(Data records)
-------
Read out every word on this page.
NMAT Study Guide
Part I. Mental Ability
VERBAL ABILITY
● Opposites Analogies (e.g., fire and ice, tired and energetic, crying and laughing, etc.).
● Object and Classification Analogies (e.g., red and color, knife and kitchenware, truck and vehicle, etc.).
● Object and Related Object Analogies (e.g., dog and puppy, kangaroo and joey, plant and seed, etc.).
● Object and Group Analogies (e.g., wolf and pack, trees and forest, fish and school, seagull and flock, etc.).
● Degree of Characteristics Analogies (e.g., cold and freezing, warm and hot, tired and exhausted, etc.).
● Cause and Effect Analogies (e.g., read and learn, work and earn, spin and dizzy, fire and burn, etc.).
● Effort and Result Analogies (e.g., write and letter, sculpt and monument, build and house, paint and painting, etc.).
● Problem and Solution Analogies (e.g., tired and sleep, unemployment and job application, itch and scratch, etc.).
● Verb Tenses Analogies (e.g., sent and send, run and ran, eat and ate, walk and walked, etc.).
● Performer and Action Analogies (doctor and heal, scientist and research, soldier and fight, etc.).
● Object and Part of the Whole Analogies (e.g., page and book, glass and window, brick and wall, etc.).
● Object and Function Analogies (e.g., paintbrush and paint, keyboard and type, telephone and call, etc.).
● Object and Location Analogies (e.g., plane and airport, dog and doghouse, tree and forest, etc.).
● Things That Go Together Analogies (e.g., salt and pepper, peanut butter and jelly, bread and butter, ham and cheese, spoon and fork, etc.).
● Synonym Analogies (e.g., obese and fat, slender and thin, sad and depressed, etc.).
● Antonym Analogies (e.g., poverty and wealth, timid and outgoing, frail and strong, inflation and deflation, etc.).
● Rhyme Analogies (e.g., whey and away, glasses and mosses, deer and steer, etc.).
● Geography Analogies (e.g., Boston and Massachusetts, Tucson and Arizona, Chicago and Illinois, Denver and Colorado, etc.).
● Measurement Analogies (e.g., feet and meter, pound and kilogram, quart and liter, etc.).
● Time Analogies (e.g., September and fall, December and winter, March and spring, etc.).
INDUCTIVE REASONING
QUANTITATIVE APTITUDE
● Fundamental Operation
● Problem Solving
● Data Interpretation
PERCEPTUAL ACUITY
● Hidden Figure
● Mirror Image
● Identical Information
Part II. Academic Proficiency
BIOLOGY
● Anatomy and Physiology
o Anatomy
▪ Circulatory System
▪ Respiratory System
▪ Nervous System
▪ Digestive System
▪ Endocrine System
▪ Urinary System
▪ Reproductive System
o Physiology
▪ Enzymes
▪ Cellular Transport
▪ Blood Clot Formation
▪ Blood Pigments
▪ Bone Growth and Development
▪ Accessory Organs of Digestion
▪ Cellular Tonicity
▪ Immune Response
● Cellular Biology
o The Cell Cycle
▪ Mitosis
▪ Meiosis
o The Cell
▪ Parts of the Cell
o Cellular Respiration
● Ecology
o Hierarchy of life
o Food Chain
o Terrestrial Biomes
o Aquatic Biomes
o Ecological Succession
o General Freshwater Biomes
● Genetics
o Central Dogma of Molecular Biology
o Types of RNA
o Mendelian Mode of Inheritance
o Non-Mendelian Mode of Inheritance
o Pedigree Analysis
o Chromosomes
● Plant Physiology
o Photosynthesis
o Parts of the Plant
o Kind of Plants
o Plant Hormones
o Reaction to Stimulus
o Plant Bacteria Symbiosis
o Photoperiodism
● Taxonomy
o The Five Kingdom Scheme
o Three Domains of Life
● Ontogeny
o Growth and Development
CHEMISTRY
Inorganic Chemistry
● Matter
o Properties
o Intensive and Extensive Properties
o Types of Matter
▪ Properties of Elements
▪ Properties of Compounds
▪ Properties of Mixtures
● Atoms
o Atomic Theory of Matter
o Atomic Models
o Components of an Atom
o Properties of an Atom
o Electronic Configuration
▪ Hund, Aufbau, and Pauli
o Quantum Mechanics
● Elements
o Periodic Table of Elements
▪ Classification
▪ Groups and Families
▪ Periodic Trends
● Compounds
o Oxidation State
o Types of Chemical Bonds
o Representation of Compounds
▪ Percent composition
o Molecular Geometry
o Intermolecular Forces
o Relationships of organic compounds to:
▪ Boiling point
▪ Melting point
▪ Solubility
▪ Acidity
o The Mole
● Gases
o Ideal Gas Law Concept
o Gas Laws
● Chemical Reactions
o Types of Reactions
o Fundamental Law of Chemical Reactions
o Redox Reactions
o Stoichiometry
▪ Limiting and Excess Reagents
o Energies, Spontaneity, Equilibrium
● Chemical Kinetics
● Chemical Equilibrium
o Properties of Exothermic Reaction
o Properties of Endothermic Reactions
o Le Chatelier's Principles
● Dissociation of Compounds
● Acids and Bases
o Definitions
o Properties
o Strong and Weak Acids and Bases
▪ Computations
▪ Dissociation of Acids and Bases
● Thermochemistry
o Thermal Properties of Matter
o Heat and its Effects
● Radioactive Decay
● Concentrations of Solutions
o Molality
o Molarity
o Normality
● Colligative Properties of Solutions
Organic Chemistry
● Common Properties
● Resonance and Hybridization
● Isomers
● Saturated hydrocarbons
-------
Write out all of the records above exactly as they appear.

Read out every word on this page.
NMAT Study Guide
Part I. Mental Ability
VERBAL ABILITY
● Opposites Analogies (e.g., fire and ice, tired and energetic, crying and laughing, etc.).
● Object and Classification Analogies (e.g., red and color, knife and kitchenware, truck and vehicle, etc.).
● Object and Related Object Analogies (e.g., dog and puppy, kangaroo and joey, plant and seed, etc.).
● Object and Group Analogies (e.g., wolf and pack, trees and forest, fish and school, seagull and flock, etc.).
● Degree of Characteristics Analogies (e.g., cold and freezing, warm and hot, tired and exhausted, etc.).
● Cause and Effect Analogies (e.g., read and learn, work and earn, spin and dizzy, fire and burn, etc.).
● Effort and Result Analogies (e.g., write and letter, sculpt and monument, build and house, paint and painting, etc.).
● Problem and Solution Analogies (e.g., tired and sleep, unemployment and job application, itch and scratch, etc.).
● Verb Tenses Analogies (e.g., sent and send, run and ran, eat and ate, walk and walked, etc.).
● Performer and Action Analogies (doctor and heal, scientist and research, soldier and fight, etc.).
● Object and Part of the Whole Analogies (e.g., page and book, glass and window, brick and wall, etc.).
● Object and Function Analogies (e.g., paintbrush and paint, keyboard and type, telephone and call, etc.).
● Object and Location Analogies (e.g., plane and airport, dog and doghouse, tree and forest, etc.).
● Things That Go Together Analogies (e.g., salt and pepper, peanut butter and jelly, bread and butter, ham and cheese, spoon and fork, etc.).
● Synonym Analogies (e.g., obese and fat, slender and thin, sad and depressed, etc.).
● Antonym Analogies (e.g., poverty and wealth, timid and outgoing, frail and strong, inflation and deflation, etc.).
● Rhyme Analogies (e.g., whey and away, glasses and mosses, deer and steer, etc.).
● Geography Analogies (e.g., Boston and Massachusetts, Tucson and Arizona, Chicago and Illinois, Denver and Colorado, etc.).
● Measurement Analogies (e.g., feet and meter, pound and kilogram, quart and liter, etc.).
● Time Analogies (e.g., September and fall, December and winter, March and spring, etc.).
INDUCTIVE REASONING
QUANTITATIVE APTITUDE
● Fundamental Operation
● Problem Solving
● Data Interpretation
PERCEPTUAL ACUITY
● Hidden Figure
● Mirror Image
● Identical Information
Part II. Academic Proficiency
BIOLOGY
● Anatomy and Physiology
o Anatomy
▪ Circulatory System
▪ Respiratory System
▪ Nervous System
▪ Digestive System
▪ Endocrine System
▪ Urinary System
▪ Reproductive System
o Physiology
▪ Enzymes
▪ Cellular Transport
▪ Blood Clot Formation
▪ Blood Pigments
▪ Bone Growth and Development
▪ Accessory Organs of Digestion
▪ Cellular Tonicity
▪ Immune Response
● Cellular Biology
o The Cell Cycle
▪ Mitosis
▪ Meiosis
o The Cell
▪ Parts of the Cell
o Cellular Respiration
● Ecology
o Hierarchy of life
o Food Chain
o Terrestrial Biomes
o Aquatic Biomes
o Ecological Succession
o General Freshwater Biomes
● Genetics
o Central Dogma of Molecular Biology
o Types of RNA
o Mendelian Mode of Inheritance
o Non-Mendelian Mode of Inheritance
o Pedigree Analysis
o Chromosomes
● Plant Physiology
o Photosynthesis
o Parts of the Plant
o Kind of Plants
o Plant Hormones
o Reaction to Stimulus
o Plant Bacteria Symbiosis
o Photoperiodism
● Taxonomy
o The Five Kingdom Scheme
o Three Domains of Life
● Ontogeny
o Growth and Development
CHEMISTRY
Inorganic Chemistry
● Matter
o Properties
o Intensive and Extensive Properties
o Types of Matter
▪ Properties of Elements
▪ Properties of Compounds
▪ Properties of Mixtures
● Atoms
o Atomic Theory of Matter
o Atomic Models
o Components of an Atom
o Properties of an Atom
o Electronic Configuration
▪ Hund, Aufbau, and Pauli
o Quantum Mechanics
● Elements
o Periodic Table of Elements
▪ Classification
▪ Groups and Families
▪ Periodic Trends
● Compounds
o Oxidation State
o Types of Chemical Bonds
o Representation of Compounds
▪ Percent composition
o Molecular Geometry
o Intermolecular Forces
o Relationships of organic compounds to:
▪ Boiling point
▪ Melting point
▪ Solubility
▪ Acidity
o The Mole
● Gases
o Ideal Gas Law Concept
o Gas Laws
● Chemical Reactions
o Types of Reactions
o Fundamental Law of Chemical Reactions
o Redox Reactions
o Stoichiometry
▪ Limiting and Excess Reagents
o Energies, Spontaneity, Equilibrium
● Chemical Kinetics
● Chemical Equilibrium
o Properties of Exothermic Reaction
o Properties of Endothermic Reactions
o Le Chatelier's Principles
● Dissociation of Compounds
● Acids and Bases
o Definitions
o Properties
o Strong and Weak Acids and Bases
▪ Computations
▪ Dissociation of Acids and Bases
● Thermochemistry
o Thermal Properties of Matter
o Heat and its Effects
● Radioactive Decay
● Concentrations of Solutions
o Molality
o Molarity
o Normality
● Colligative Properties of Solutions
Organic Chemistry
● Common Properties
● Resonance and Hybridization
● Isomers
● Saturated hydrocarbons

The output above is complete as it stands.